_PROMPT_
Make a tally of the lines in the records that include the string "helpful", and give only that number.
--------------------
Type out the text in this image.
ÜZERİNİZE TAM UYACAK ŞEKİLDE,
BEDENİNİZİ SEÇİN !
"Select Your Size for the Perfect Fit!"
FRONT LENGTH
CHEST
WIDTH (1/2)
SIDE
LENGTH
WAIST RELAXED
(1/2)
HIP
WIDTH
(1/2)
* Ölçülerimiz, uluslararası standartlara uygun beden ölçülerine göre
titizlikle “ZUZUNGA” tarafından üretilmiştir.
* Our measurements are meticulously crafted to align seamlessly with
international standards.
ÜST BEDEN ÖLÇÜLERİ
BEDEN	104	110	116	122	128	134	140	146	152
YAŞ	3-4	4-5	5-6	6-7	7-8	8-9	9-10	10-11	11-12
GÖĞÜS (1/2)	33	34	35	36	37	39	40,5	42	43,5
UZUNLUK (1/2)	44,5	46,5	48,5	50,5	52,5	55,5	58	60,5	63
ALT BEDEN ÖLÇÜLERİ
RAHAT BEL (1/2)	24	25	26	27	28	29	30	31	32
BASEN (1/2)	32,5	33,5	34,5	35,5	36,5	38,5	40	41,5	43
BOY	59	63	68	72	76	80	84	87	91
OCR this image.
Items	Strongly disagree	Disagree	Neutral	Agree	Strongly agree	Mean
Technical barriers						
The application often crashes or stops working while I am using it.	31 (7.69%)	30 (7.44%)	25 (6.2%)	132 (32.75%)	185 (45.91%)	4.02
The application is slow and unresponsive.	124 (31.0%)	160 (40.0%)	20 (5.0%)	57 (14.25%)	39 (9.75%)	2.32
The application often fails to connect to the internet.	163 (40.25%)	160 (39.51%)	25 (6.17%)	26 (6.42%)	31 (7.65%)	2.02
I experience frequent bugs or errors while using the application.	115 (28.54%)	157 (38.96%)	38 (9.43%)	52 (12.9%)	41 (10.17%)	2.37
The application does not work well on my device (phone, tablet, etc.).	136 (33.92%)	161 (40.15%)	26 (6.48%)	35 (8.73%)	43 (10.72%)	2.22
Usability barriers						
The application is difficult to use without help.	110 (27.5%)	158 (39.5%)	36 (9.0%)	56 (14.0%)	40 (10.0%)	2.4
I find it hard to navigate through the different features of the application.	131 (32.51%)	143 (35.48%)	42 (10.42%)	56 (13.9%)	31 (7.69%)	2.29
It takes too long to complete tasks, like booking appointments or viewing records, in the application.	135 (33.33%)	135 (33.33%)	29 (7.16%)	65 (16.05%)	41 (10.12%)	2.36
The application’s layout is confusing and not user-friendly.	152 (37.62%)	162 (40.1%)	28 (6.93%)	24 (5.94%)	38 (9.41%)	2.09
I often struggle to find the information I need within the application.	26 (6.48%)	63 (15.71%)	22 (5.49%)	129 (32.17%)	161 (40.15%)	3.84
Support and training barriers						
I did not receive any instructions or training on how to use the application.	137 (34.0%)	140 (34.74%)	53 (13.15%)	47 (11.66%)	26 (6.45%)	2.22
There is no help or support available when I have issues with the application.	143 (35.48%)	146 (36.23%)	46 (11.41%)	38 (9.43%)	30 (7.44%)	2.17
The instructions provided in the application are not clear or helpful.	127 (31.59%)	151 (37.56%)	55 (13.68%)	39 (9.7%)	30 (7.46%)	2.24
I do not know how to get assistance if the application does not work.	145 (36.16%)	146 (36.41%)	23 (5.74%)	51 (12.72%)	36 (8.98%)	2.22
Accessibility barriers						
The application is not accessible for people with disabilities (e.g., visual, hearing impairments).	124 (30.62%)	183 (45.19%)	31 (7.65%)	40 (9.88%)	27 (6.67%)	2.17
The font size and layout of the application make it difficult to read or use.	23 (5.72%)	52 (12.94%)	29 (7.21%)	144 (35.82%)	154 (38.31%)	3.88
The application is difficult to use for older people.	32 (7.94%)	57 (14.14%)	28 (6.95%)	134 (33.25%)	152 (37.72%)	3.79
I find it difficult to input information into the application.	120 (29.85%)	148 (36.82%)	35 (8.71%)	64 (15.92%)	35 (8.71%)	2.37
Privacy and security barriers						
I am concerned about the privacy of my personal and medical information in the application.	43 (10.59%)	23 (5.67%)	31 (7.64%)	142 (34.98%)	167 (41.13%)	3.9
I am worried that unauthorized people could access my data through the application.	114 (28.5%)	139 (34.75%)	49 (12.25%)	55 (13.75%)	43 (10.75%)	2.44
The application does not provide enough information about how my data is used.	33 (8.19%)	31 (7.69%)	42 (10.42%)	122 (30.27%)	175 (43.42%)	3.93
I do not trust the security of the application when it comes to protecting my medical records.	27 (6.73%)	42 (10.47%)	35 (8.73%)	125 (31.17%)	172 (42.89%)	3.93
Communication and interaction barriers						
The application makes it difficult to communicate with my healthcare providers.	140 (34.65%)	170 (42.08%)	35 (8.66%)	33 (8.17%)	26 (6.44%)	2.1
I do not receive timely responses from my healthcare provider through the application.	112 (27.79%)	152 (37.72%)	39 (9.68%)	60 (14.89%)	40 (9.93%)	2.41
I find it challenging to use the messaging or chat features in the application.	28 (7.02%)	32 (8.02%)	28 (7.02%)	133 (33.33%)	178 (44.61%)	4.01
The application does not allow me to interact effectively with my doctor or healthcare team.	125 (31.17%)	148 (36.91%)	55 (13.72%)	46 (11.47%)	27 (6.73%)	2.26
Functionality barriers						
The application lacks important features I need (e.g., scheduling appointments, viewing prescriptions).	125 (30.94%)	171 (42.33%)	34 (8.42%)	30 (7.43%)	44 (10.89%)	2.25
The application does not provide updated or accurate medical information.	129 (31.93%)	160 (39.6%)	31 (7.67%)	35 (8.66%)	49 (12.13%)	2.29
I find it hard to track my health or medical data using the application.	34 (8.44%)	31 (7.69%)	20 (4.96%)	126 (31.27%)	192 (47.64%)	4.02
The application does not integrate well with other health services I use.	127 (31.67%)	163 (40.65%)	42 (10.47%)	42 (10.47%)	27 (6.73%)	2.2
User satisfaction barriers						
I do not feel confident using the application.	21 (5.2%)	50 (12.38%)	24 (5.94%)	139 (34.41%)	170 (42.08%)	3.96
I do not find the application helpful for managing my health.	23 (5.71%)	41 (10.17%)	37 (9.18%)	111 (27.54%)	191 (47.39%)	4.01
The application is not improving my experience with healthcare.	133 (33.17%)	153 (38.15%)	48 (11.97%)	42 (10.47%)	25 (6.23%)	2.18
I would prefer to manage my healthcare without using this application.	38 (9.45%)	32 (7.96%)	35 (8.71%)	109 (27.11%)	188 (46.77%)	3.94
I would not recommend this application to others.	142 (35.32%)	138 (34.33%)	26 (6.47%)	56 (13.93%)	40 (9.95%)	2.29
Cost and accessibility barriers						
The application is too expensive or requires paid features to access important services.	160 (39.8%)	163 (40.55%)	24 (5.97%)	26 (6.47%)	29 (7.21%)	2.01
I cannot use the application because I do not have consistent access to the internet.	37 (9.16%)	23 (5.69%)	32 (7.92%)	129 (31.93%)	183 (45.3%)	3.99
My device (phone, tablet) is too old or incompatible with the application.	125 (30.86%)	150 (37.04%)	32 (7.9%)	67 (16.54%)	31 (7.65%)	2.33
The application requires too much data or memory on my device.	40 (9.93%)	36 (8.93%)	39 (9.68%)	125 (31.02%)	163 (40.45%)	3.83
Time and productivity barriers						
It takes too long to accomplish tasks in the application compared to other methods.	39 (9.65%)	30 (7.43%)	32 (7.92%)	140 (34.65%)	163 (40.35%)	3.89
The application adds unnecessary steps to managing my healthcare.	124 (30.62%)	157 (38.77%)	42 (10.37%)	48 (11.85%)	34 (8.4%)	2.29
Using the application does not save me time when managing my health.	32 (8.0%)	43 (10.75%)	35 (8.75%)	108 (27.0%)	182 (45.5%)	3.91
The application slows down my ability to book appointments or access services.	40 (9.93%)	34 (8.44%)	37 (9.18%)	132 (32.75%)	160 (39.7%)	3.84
--------------------
_EXPECTED ANSWER_
2